### DATA FOR THIS EXERCISE ###

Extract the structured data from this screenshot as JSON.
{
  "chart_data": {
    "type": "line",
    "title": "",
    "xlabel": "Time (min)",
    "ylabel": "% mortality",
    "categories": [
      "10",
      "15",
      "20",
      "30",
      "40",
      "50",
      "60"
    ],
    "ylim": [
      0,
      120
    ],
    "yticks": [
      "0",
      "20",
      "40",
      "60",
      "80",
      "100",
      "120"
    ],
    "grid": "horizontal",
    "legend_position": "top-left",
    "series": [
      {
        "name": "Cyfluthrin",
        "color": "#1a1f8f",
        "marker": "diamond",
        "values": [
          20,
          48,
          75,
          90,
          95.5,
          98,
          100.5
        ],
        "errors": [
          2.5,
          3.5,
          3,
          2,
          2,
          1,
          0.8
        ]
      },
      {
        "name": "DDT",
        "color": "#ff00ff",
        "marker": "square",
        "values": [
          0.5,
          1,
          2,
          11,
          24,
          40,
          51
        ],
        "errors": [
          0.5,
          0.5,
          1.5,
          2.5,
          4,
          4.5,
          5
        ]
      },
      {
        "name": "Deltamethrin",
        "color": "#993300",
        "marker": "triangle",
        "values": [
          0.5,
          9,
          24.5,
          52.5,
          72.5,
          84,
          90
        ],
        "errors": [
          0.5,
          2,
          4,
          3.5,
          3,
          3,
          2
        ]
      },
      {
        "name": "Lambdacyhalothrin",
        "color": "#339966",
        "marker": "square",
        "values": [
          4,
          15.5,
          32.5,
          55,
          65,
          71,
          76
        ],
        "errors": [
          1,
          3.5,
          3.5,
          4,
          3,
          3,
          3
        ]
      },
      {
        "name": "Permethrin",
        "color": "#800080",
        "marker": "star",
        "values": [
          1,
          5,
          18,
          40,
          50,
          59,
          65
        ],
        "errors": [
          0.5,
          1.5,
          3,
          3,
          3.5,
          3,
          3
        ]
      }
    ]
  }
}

###

### YOUR GOAL:
For this exercise, gather every line of the data that contains the word "marker".

### THE REPLY:
        "marker": "diamond",
        "marker": "square",
        "marker": "triangle",
        "marker": "square",
        "marker": "star",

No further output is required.